EXCERPTED TEXT:
Table 4 Suggested Steps Toward Reducing Costs in Each Utilization Cluster

A major strength of this study is that in using the QRUR report we were able to identify patients who received care almost exclusively at our institution. This allowed us to harness EMR and hospital accounting data to identify the entire spectrum of resource utilization among high-cost patients as well as compare clinical diagnoses among clusters. Also, by using cost data from the hospital cost accounting system, we were able to capture costs more accurately than we would have using Medicare reimbursement rates, which do not necessarily cover the cost of care. Our study population included an academic medical center and eight community hospitals, as well as regional outpatient facilities across Northeast Ohio. The fact that our distribution of costs was comparable to reported Medicare costs suggests that our population was nationally representative.5 , 59Finally, because our physicians are employed by the health system, we were able to capture physician as well as hospital costs.

[Page layout parsing rows]
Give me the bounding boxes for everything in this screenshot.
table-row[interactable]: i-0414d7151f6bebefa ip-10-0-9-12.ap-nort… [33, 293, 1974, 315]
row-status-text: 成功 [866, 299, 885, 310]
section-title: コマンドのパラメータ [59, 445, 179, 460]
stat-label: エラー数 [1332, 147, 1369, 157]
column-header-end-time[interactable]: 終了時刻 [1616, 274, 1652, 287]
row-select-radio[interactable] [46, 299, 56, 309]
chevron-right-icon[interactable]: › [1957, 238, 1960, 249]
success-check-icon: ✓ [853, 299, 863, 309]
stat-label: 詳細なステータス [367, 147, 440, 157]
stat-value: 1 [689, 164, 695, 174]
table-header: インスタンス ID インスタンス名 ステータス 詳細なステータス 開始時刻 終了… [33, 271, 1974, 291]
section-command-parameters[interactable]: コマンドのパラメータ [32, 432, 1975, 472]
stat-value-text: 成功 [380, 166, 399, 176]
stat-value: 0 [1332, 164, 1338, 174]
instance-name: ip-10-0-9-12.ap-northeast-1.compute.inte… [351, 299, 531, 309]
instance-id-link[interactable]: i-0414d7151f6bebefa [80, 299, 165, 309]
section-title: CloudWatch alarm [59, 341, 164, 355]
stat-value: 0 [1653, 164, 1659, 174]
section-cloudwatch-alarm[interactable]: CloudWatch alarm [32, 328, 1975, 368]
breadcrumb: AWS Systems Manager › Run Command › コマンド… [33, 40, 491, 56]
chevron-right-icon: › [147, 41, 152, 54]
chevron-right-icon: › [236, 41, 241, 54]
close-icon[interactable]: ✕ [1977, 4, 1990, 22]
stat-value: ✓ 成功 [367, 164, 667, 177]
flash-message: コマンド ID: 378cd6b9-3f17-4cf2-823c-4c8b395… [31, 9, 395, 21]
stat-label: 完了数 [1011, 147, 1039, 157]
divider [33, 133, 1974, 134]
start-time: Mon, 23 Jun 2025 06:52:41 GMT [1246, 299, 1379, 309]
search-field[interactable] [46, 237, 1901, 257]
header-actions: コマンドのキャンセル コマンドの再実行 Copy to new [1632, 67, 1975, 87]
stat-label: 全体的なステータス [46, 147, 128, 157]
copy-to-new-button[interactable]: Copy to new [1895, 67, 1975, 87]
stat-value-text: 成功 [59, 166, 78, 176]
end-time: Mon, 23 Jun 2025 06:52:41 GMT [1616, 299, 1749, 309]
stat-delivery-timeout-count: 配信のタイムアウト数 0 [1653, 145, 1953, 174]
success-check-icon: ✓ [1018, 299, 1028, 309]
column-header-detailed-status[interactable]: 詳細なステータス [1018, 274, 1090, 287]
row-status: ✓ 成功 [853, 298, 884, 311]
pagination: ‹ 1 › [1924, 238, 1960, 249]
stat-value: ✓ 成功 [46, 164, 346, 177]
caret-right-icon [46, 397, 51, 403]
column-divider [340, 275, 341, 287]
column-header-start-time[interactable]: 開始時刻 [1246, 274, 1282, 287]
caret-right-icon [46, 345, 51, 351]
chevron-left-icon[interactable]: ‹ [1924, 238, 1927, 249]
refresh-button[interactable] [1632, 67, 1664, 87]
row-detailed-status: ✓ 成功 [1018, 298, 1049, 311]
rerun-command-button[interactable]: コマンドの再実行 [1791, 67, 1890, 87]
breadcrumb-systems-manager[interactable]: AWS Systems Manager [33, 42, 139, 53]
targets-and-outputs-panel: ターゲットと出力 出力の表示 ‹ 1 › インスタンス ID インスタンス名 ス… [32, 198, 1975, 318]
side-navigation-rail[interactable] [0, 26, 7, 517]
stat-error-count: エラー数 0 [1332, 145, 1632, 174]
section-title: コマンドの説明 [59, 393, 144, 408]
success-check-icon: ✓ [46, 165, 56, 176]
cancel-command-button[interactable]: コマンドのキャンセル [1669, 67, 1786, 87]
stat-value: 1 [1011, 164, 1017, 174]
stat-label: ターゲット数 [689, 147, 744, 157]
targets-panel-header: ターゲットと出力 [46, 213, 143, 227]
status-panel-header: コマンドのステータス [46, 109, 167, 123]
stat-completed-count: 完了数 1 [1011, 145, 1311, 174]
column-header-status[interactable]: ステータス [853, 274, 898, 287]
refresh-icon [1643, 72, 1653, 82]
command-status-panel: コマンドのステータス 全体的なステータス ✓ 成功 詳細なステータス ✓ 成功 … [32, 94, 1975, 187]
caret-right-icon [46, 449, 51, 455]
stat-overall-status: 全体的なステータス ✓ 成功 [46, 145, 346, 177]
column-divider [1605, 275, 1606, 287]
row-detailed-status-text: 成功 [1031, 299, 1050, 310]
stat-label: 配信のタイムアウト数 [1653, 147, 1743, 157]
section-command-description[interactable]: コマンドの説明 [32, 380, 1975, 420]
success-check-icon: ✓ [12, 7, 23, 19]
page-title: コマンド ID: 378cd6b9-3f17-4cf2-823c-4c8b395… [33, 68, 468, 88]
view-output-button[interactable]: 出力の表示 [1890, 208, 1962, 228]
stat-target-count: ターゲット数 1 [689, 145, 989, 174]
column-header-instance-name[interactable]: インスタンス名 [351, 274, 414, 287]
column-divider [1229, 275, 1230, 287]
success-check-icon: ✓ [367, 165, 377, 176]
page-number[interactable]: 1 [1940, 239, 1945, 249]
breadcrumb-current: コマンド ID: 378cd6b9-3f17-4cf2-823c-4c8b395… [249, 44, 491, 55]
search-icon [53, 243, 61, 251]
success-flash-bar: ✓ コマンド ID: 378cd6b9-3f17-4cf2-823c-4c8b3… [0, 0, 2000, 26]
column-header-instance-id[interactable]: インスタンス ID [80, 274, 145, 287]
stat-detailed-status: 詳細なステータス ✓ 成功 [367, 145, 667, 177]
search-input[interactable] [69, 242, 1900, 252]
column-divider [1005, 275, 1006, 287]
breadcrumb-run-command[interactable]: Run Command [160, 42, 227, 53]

YOUR GOAL: Write the next part of the excerpt on high-cost patients, picking up after its final sentence. These rows have no connection to the excerpt on high-cost patients.

RESULT OF THE TASK:
There are a number of limitations to our study. Our study population represents a group whose care is more coordinated than usual—all patients had insurance, received primary care services at least once in the year prior, and received care at a single institution with an integrated electronic medical record. We included only Medicare Fee-for-service patients; therefore, conditions related to trauma or obstetric complications are likely underrepresented. Hospitalizations due to alcohol and substance abuse are also underrepresented because the 2012 QRUR excludes these primary diagnoses. Hot-spotters may be more prevalent among this group. Although substance abuse and mental health disorders are common,60 they are rarely reported as the primary cause of hospitalization. Based on available HCUP data, about 0.005 % of admissions are likely attributable to a primary diagnosis of alcohol abuse.61

Another limitation is that we did not include costs for medications, other medical products (e.g., durable medical equipment), and post-acute care and hospice, which are all known drivers of cost.49 , 62 , 63 In our study, 62 patients (4 %) were admitted to a CCHS post-acute care facility. These post-acute care costs were counted as part of their inpatient costs. Finally, 15 percent of our population had some costs covered by a secondary payer. Although we included these costs when they occurred within our system, services paid for by a secondary payer at a non-Cleveland Clinic institution would not have been identified.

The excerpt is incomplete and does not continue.